Rewrite every one of the entries below with "Inlet Pressure" switched to "Supply Pressure", leaving everything else unchanged.

+-------+

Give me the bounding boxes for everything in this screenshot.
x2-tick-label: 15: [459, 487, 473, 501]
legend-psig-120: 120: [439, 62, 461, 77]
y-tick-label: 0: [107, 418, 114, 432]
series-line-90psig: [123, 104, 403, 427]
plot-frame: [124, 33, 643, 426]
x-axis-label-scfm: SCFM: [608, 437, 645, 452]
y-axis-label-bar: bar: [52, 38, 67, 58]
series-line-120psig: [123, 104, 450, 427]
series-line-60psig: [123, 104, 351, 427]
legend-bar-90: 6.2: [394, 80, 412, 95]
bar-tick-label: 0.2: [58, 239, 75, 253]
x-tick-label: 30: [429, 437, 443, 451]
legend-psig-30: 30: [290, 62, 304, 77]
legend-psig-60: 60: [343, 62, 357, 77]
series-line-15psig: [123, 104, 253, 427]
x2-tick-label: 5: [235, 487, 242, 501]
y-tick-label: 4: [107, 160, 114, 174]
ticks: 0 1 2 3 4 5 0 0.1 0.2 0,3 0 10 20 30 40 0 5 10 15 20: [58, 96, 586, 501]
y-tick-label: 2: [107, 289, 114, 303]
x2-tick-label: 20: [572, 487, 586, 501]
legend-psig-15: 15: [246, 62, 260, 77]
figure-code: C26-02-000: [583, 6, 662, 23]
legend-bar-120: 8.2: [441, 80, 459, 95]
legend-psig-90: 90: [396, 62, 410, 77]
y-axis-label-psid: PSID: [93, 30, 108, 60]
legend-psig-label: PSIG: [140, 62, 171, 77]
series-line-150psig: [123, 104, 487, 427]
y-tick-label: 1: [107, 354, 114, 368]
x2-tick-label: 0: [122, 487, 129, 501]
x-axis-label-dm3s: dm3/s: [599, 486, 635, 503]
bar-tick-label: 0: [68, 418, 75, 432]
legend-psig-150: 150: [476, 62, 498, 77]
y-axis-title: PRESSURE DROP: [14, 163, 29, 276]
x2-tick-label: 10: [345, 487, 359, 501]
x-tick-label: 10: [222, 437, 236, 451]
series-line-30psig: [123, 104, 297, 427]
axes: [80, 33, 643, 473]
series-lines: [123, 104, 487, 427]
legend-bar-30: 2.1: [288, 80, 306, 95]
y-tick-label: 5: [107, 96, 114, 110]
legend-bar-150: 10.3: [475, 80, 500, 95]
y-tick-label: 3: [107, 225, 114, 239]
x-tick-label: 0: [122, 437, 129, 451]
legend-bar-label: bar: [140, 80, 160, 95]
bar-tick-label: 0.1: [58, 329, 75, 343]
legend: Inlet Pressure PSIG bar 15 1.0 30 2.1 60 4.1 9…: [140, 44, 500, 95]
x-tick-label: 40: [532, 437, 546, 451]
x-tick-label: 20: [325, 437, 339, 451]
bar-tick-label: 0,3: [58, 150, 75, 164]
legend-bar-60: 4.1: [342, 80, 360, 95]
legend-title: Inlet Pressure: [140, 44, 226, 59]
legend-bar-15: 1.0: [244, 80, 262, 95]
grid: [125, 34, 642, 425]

+-------+

▶ _FINAL RESULT_:
Give me the bounding boxes for everything in this screenshot.
x2-tick-label: 15: [459, 487, 473, 501]
legend-psig-120: 120: [439, 62, 461, 77]
y-tick-label: 0: [107, 418, 114, 432]
series-line-90psig: [123, 104, 403, 427]
plot-frame: [124, 33, 643, 426]
x-axis-label-scfm: SCFM: [608, 437, 645, 452]
y-axis-label-bar: bar: [52, 38, 67, 58]
series-line-120psig: [123, 104, 450, 427]
series-line-60psig: [123, 104, 351, 427]
legend-bar-90: 6.2: [394, 80, 412, 95]
bar-tick-label: 0.2: [58, 239, 75, 253]
x-tick-label: 30: [429, 437, 443, 451]
legend-psig-30: 30: [290, 62, 304, 77]
legend-psig-60: 60: [343, 62, 357, 77]
series-line-15psig: [123, 104, 253, 427]
x2-tick-label: 5: [235, 487, 242, 501]
y-tick-label: 4: [107, 160, 114, 174]
ticks: 0 1 2 3 4 5 0 0.1 0.2 0,3 0 10 20 30 40 0 5 10 15 20: [58, 96, 586, 501]
y-tick-label: 2: [107, 289, 114, 303]
x2-tick-label: 20: [572, 487, 586, 501]
legend-psig-15: 15: [246, 62, 260, 77]
figure-code: C26-02-000: [583, 6, 662, 23]
legend-bar-120: 8.2: [441, 80, 459, 95]
legend-psig-90: 90: [396, 62, 410, 77]
y-axis-label-psid: PSID: [93, 30, 108, 60]
legend-psig-label: PSIG: [140, 62, 171, 77]
series-line-150psig: [123, 104, 487, 427]
y-tick-label: 1: [107, 354, 114, 368]
x2-tick-label: 0: [122, 487, 129, 501]
x-axis-label-dm3s: dm3/s: [599, 486, 635, 503]
bar-tick-label: 0: [68, 418, 75, 432]
legend-psig-150: 150: [476, 62, 498, 77]
y-axis-title: PRESSURE DROP: [14, 163, 29, 276]
x2-tick-label: 10: [345, 487, 359, 501]
x-tick-label: 10: [222, 437, 236, 451]
series-line-30psig: [123, 104, 297, 427]
axes: [80, 33, 643, 473]
series-lines: [123, 104, 487, 427]
legend-bar-30: 2.1: [288, 80, 306, 95]
y-tick-label: 5: [107, 96, 114, 110]
legend-bar-150: 10.3: [475, 80, 500, 95]
y-tick-label: 3: [107, 225, 114, 239]
x-tick-label: 0: [122, 437, 129, 451]
legend-bar-label: bar: [140, 80, 160, 95]
bar-tick-label: 0.1: [58, 329, 75, 343]
legend: Supply Pressure PSIG bar 15 1.0 30 2.1 60 4.1 9…: [140, 44, 500, 95]
x-tick-label: 40: [532, 437, 546, 451]
x-tick-label: 20: [325, 437, 339, 451]
bar-tick-label: 0,3: [58, 150, 75, 164]
legend-bar-60: 4.1: [342, 80, 360, 95]
legend-title: Supply Pressure: [140, 44, 226, 59]
legend-bar-15: 1.0: [244, 80, 262, 95]
grid: [125, 34, 642, 425]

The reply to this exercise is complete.